WORK REQUIRED: Go through the entries and count the lines with the string "timestamp" in them. Give only that number.

Dataset records:
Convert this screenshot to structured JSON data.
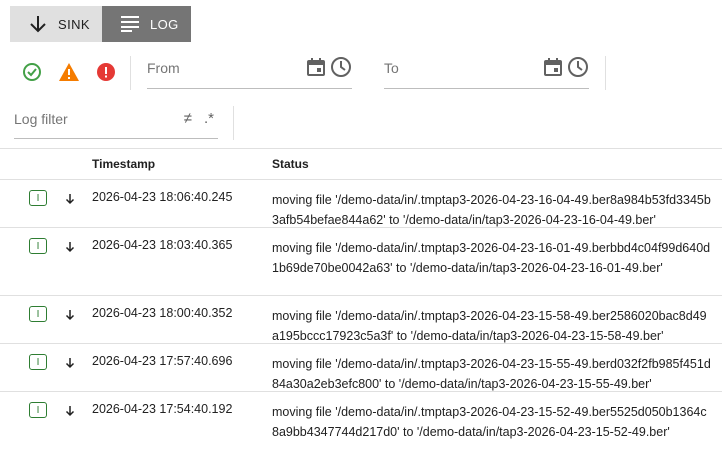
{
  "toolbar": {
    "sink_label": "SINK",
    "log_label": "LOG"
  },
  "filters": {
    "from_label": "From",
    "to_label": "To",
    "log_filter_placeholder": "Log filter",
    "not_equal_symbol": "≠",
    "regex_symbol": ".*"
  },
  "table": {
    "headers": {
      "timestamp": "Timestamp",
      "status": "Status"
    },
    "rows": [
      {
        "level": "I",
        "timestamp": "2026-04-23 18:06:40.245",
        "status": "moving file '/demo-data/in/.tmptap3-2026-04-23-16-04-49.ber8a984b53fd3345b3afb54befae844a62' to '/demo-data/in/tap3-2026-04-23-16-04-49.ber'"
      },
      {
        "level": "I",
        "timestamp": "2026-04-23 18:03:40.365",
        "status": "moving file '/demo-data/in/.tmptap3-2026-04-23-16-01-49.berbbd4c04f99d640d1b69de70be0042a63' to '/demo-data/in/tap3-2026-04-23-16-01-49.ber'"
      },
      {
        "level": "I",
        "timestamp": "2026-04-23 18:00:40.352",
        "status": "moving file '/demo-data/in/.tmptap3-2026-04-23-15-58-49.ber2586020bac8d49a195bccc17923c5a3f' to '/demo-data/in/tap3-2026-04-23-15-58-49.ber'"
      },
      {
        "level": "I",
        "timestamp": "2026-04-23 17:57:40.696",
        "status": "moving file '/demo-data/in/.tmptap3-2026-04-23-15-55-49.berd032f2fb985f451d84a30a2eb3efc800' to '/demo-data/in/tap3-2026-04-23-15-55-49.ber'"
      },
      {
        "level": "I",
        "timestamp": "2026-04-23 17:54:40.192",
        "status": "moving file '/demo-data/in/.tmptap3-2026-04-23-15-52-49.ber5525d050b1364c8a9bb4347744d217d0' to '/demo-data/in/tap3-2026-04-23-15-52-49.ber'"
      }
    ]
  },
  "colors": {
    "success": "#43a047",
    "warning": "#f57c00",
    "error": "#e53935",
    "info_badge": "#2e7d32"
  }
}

EXERCISE RESULT: 6